• **Your objective**:
Locate all lines with the word "苏格拉底" and copy them out.

::::

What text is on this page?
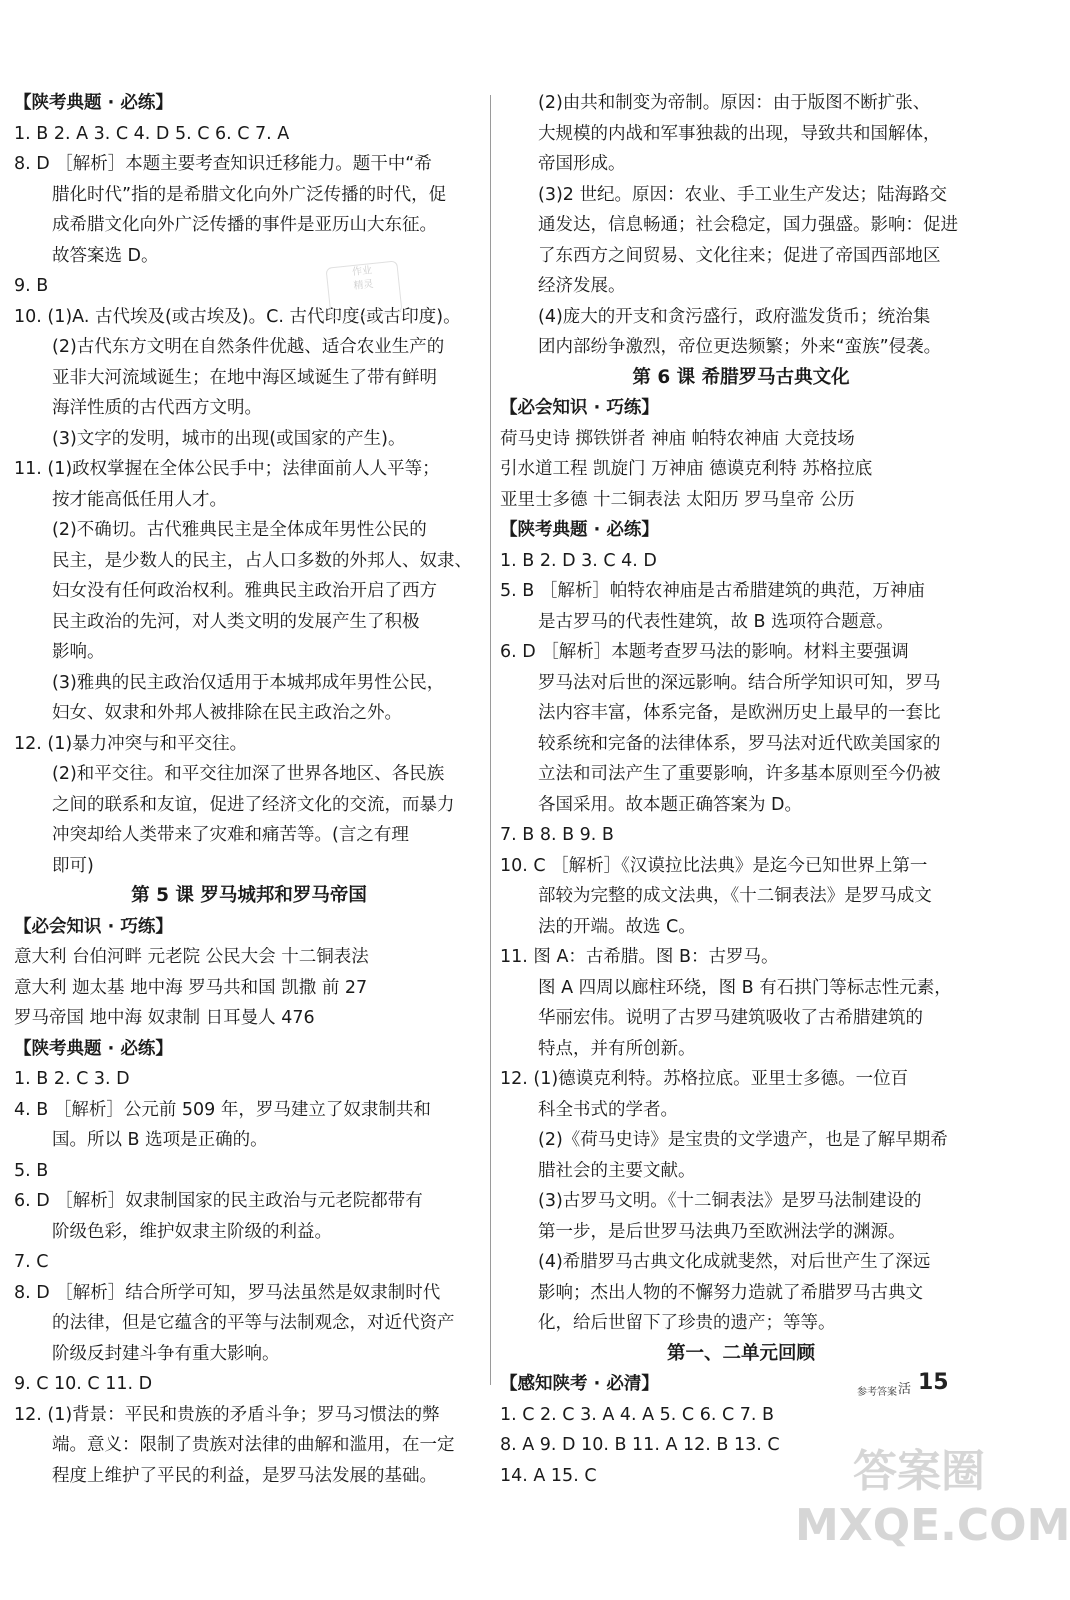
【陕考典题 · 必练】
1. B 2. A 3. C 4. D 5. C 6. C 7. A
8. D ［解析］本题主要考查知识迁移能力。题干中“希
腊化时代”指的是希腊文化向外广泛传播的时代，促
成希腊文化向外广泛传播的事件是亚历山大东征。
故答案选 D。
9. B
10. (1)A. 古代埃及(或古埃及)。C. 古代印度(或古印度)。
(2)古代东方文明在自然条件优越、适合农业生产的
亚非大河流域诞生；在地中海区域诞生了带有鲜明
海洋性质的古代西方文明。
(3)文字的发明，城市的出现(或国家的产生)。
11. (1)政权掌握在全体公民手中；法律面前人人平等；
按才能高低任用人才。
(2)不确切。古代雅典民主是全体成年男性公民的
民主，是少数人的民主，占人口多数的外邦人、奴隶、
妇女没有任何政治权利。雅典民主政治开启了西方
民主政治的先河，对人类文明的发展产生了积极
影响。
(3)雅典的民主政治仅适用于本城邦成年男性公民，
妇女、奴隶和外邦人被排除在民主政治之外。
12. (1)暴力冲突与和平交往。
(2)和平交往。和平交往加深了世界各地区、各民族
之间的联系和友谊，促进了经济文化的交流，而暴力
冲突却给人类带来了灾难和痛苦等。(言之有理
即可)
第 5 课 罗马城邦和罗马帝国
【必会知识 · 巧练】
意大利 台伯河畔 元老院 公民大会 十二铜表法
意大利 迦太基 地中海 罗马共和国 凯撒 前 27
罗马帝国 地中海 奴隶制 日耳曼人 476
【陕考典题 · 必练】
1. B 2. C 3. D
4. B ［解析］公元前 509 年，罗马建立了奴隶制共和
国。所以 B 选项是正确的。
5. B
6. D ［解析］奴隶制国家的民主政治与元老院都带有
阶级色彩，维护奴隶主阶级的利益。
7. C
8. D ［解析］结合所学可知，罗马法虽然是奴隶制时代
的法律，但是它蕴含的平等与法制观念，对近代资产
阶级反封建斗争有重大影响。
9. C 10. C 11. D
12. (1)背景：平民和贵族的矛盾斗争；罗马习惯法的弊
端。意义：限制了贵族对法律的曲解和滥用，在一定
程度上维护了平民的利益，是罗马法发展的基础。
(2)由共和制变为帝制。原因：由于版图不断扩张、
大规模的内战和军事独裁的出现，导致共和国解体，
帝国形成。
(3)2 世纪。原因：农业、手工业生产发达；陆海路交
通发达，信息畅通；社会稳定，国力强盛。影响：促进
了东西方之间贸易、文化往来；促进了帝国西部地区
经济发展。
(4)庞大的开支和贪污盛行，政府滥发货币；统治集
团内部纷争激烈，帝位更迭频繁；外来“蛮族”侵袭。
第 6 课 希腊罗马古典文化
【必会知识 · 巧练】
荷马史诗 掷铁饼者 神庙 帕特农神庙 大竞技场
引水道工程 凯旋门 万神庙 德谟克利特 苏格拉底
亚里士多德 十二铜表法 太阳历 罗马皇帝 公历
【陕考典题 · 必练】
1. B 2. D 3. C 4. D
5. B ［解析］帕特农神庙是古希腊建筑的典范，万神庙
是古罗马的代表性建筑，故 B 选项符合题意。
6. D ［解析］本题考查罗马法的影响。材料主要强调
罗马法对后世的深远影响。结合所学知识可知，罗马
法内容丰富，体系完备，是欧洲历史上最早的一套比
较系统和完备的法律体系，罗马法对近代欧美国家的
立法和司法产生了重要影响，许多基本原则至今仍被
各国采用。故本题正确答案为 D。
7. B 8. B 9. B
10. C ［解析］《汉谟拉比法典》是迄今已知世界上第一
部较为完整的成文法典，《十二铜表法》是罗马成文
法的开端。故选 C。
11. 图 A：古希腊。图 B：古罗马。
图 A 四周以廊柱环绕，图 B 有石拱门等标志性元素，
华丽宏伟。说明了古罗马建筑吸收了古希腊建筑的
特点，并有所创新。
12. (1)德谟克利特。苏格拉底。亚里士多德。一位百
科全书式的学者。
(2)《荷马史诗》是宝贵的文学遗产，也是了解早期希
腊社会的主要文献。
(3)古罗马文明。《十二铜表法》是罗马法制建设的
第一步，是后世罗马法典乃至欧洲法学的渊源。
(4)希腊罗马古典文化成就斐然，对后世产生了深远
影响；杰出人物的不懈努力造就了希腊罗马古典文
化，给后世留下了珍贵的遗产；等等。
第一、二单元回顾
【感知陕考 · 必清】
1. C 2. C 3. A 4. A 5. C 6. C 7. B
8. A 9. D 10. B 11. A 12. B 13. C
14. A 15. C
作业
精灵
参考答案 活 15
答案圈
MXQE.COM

::::

• **Correct output**:
引水道工程 凯旋门 万神庙 德谟克利特 苏格拉底
12. (1)德谟克利特。苏格拉底。亚里士多德。一位百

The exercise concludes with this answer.